Locate every line that holds the string "Envelopes" and copy it.

Dataset excerpts:

+++

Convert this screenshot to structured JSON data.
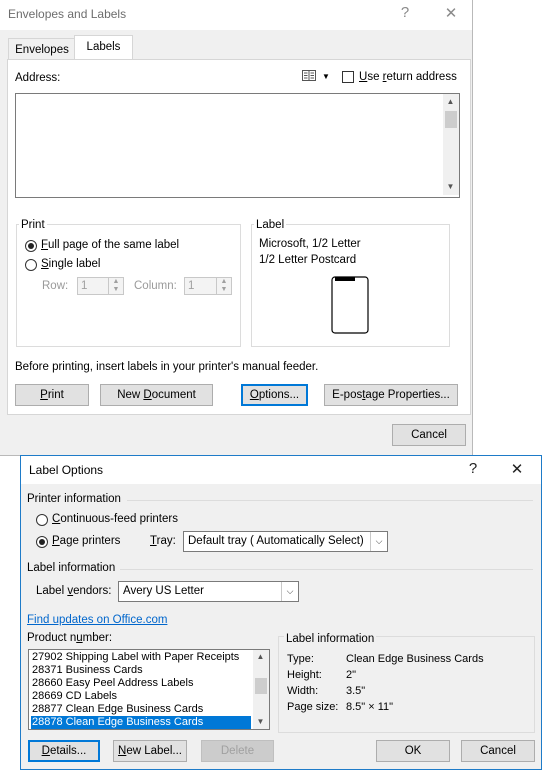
{
  "env_dialog": {
    "title": "Envelopes and Labels",
    "help_glyph": "?",
    "close_glyph": "✕",
    "tabs": [
      "Envelopes",
      "Labels"
    ],
    "address_label": "Address:",
    "use_return_address": "Use return address",
    "print_group": {
      "title": "Print",
      "full_page": "Full page of the same label",
      "single_label": "Single label",
      "row_label": "Row:",
      "row_value": "1",
      "column_label": "Column:",
      "column_value": "1"
    },
    "label_group": {
      "title": "Label",
      "line1": "Microsoft, 1/2 Letter",
      "line2": "1/2 Letter Postcard"
    },
    "manual_feeder_note": "Before printing, insert labels in your printer's manual feeder.",
    "buttons": {
      "print": "Print",
      "new_document": "New Document",
      "options": "Options...",
      "epostage": "E-postage Properties...",
      "cancel": "Cancel"
    }
  },
  "label_options": {
    "title": "Label Options",
    "help_glyph": "?",
    "close_glyph": "✕",
    "printer_info_title": "Printer information",
    "continuous_feed": "Continuous-feed printers",
    "page_printers": "Page printers",
    "tray_label": "Tray:",
    "tray_value": "Default tray ( Automatically Select)",
    "label_info_title": "Label information",
    "label_vendors_label": "Label vendors:",
    "label_vendors_value": "Avery US Letter",
    "find_updates": "Find updates on Office.com",
    "product_number_label": "Product number:",
    "products": [
      "27902 Shipping Label with Paper Receipts",
      "28371 Business Cards",
      "28660 Easy Peel Address Labels",
      "28669 CD Labels",
      "28877 Clean Edge Business Cards",
      "28878 Clean Edge Business Cards"
    ],
    "selected_product": "28878 Clean Edge Business Cards",
    "info_box": {
      "title": "Label information",
      "type_key": "Type:",
      "type_val": "Clean Edge Business Cards",
      "height_key": "Height:",
      "height_val": "2\"",
      "width_key": "Width:",
      "width_val": "3.5\"",
      "page_size_key": "Page size:",
      "page_size_val": "8.5\" × 11\""
    },
    "buttons": {
      "details": "Details...",
      "new_label": "New Label...",
      "delete": "Delete",
      "ok": "OK",
      "cancel": "Cancel"
    }
  }
}
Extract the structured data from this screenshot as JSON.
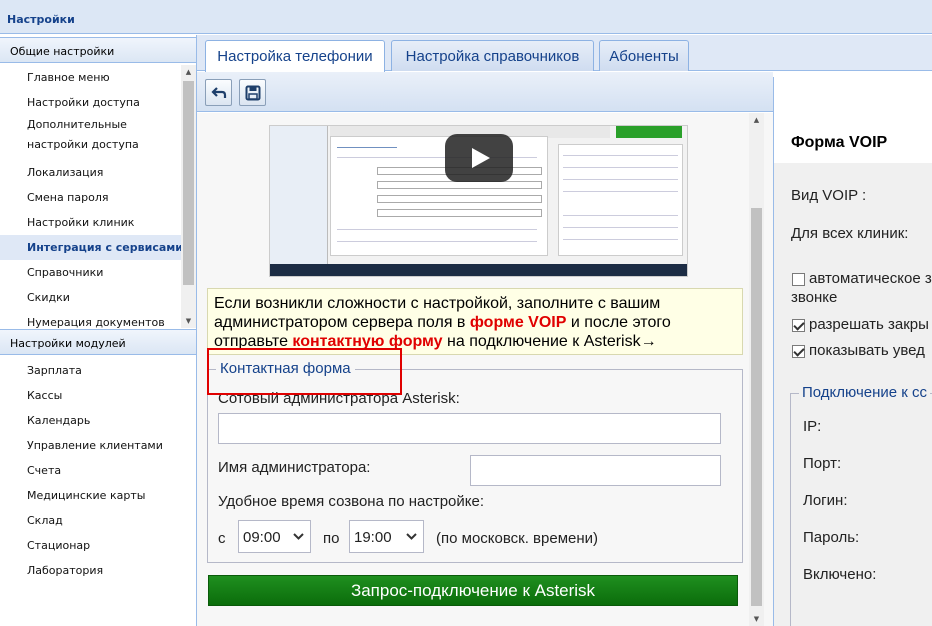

+++

▸ TASK RESPONSE:
    "title": "Envelopes and Labels",
      "Envelopes",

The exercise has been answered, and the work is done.